Directive:
Will you extract the entries word for word? Images should not appear in the copy.

[Stored records]

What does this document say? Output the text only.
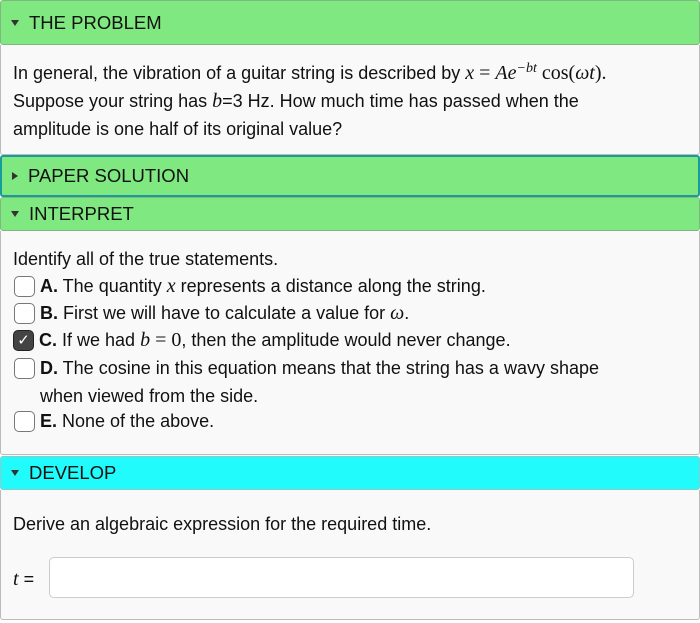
THE PROBLEM

In general, the vibration of a guitar string is described by $x = Ae^{-bt}$ cos(ωt).
Suppose your string has b=3 Hz. How much time has passed when the
amplitude is one half of its original value?

PAPER SOLUTION
INTERPRET

Identify all of the true statements.

A. The quantity x represents a distance along the string.
B. First we will have to calculate a value for ω.
✓ C. If we had b = 0, then the amplitude would never change.
D. The cosine in this equation means that the string has a wavy shape
when viewed from the side.
E. None of the above.
DEVELOP

Derive an algebraic expression for the required time.

t =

Task solution:
What does this document say? Output the text only.
THE PROBLEM

In general, the vibration of a guitar string is described by $x = Ae^{-bt}$ cos(ωt).
Suppose your string has b=3 Hz. How much time has passed when the
amplitude is one half of its original value?

PAPER SOLUTION
INTERPRET

Identify all of the true statements.

A. The quantity x represents a distance along the string.
B. First we will have to calculate a value for ω.
✓ C. If we had b = 0, then the amplitude would never change.
D. The cosine in this equation means that the string has a wavy shape
when viewed from the side.
E. None of the above.
DEVELOP

Derive an algebraic expression for the required time.

t =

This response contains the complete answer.